§ **Written problem**: Locate the lines of the listing below that hold "السيوطي", then copy each of them.

§ **Stored rows**:
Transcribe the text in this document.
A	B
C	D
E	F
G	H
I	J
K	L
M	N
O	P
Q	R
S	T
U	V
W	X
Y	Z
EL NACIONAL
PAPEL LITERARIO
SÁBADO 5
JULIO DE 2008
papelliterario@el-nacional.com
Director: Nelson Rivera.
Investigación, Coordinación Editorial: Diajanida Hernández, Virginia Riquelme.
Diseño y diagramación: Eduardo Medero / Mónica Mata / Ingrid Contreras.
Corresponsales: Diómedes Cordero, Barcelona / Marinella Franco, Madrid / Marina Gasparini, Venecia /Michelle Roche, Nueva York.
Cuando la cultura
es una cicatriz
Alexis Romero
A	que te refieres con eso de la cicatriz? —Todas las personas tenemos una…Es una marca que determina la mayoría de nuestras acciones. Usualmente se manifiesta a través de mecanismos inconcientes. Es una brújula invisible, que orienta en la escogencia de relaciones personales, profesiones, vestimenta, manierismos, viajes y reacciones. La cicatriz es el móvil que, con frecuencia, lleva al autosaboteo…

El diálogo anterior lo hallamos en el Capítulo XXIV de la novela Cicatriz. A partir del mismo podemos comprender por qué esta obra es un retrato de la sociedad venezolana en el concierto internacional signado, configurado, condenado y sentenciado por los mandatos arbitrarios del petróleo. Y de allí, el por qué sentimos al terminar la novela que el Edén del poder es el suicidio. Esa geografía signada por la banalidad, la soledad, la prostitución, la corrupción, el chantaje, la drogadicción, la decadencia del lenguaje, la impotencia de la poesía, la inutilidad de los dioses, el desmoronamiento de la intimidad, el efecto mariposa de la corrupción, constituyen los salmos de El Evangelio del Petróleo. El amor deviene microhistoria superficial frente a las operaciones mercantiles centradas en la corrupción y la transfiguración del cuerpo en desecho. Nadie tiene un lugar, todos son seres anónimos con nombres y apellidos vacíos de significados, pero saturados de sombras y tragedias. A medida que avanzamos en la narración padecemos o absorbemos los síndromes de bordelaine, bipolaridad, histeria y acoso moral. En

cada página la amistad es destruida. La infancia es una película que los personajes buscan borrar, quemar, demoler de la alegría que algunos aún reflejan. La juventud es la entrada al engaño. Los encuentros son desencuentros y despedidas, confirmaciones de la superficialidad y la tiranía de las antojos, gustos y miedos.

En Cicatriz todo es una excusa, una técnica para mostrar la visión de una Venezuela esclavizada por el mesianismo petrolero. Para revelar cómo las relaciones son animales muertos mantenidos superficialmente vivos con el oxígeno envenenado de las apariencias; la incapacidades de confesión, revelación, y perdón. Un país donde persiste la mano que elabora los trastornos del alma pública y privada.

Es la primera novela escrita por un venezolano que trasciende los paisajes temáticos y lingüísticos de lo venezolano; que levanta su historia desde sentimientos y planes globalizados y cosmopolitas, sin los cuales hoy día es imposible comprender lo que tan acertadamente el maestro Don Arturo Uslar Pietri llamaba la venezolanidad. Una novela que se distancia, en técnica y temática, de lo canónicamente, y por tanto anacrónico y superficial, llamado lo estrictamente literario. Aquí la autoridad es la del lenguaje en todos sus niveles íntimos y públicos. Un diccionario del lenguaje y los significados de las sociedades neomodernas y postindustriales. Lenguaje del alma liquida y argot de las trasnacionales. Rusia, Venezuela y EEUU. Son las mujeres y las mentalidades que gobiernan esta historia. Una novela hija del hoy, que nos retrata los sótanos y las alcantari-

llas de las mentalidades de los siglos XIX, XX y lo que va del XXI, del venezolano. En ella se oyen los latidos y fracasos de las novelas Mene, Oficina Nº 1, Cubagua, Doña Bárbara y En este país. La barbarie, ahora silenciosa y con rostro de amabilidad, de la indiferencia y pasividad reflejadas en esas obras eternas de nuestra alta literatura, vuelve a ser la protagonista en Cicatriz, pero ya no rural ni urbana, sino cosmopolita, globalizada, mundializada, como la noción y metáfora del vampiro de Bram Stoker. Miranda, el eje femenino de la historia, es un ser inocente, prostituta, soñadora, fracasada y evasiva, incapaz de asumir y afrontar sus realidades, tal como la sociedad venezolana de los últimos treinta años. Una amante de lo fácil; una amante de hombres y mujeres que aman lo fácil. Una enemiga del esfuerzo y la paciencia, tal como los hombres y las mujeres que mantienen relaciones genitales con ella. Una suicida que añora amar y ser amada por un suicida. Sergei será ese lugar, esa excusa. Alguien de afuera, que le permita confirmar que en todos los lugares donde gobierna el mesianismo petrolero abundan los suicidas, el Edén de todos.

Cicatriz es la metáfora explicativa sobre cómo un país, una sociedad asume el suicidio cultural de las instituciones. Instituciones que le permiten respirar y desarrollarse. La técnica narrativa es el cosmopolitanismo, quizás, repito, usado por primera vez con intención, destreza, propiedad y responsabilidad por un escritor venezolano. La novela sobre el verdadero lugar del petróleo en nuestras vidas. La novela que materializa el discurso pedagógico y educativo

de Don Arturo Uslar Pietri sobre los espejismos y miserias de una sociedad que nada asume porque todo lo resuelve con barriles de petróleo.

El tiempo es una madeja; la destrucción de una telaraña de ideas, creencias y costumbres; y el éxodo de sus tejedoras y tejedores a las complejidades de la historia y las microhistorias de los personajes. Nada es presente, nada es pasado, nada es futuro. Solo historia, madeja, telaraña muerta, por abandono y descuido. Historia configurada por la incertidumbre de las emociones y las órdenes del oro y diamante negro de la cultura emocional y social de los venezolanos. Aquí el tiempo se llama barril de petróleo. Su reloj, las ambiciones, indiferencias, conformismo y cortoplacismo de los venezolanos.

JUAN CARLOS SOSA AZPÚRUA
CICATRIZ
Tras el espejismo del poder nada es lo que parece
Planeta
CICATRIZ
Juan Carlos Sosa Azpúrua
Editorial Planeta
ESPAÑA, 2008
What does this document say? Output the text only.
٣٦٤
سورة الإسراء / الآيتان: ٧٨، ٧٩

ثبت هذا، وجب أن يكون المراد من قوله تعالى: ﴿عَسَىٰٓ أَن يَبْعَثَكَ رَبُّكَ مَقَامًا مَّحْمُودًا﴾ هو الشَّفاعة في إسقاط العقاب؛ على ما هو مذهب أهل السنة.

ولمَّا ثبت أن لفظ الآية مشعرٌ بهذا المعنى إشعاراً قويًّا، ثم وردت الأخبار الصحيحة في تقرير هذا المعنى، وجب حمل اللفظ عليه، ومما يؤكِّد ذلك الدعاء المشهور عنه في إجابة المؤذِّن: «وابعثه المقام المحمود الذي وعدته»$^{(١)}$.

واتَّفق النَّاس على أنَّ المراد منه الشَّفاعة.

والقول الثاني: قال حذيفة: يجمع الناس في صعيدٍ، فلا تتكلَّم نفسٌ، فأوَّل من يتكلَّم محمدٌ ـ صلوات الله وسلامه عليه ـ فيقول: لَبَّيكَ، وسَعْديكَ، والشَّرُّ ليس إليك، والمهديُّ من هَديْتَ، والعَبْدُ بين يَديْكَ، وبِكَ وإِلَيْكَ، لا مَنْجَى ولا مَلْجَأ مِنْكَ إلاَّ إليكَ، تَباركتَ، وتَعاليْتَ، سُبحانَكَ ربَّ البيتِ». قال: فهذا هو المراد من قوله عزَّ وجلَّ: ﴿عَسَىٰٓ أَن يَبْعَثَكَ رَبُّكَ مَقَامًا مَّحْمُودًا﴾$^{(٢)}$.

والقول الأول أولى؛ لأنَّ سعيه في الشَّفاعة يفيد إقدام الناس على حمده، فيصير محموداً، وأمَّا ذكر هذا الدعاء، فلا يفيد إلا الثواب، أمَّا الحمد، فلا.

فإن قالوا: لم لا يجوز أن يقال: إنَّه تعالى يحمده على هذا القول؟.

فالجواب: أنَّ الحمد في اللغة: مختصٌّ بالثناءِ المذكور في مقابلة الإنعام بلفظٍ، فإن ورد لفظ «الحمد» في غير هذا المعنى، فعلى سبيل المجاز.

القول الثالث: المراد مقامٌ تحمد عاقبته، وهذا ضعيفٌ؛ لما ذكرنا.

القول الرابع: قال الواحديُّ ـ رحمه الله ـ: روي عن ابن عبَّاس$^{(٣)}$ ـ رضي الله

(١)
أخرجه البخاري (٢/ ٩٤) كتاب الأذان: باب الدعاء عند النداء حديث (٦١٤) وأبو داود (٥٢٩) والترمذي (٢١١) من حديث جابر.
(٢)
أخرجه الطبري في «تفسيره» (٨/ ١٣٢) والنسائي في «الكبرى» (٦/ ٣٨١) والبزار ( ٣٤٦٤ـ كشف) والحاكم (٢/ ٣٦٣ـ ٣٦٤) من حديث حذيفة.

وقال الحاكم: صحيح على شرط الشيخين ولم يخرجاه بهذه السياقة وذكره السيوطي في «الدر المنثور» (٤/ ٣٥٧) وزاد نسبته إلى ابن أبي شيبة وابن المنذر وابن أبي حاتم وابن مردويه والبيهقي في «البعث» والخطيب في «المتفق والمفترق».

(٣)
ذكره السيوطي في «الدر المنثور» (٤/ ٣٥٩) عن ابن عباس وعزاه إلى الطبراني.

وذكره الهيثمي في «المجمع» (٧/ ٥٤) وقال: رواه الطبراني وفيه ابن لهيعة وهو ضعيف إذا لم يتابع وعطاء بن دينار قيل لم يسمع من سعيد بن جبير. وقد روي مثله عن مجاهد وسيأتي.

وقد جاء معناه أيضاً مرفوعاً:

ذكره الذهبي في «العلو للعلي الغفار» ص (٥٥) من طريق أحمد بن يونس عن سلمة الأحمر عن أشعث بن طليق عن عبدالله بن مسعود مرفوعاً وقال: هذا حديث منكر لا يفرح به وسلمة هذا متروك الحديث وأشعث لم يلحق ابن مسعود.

§ **Solution to the problem**:
وقال الحاكم: صحيح على شرط الشيخين ولم يخرجاه بهذه السياقة وذكره السيوطي في «الدر المنثور» (٤/ ٣٥٧) وزاد نسبته إلى ابن أبي شيبة وابن المنذر وابن أبي حاتم وابن مردويه والبيهقي في «البعث» والخطيب في «المتفق والمفترق».
ذكره السيوطي في «الدر المنثور» (٤/ ٣٥٩) عن ابن عباس وعزاه إلى الطبراني.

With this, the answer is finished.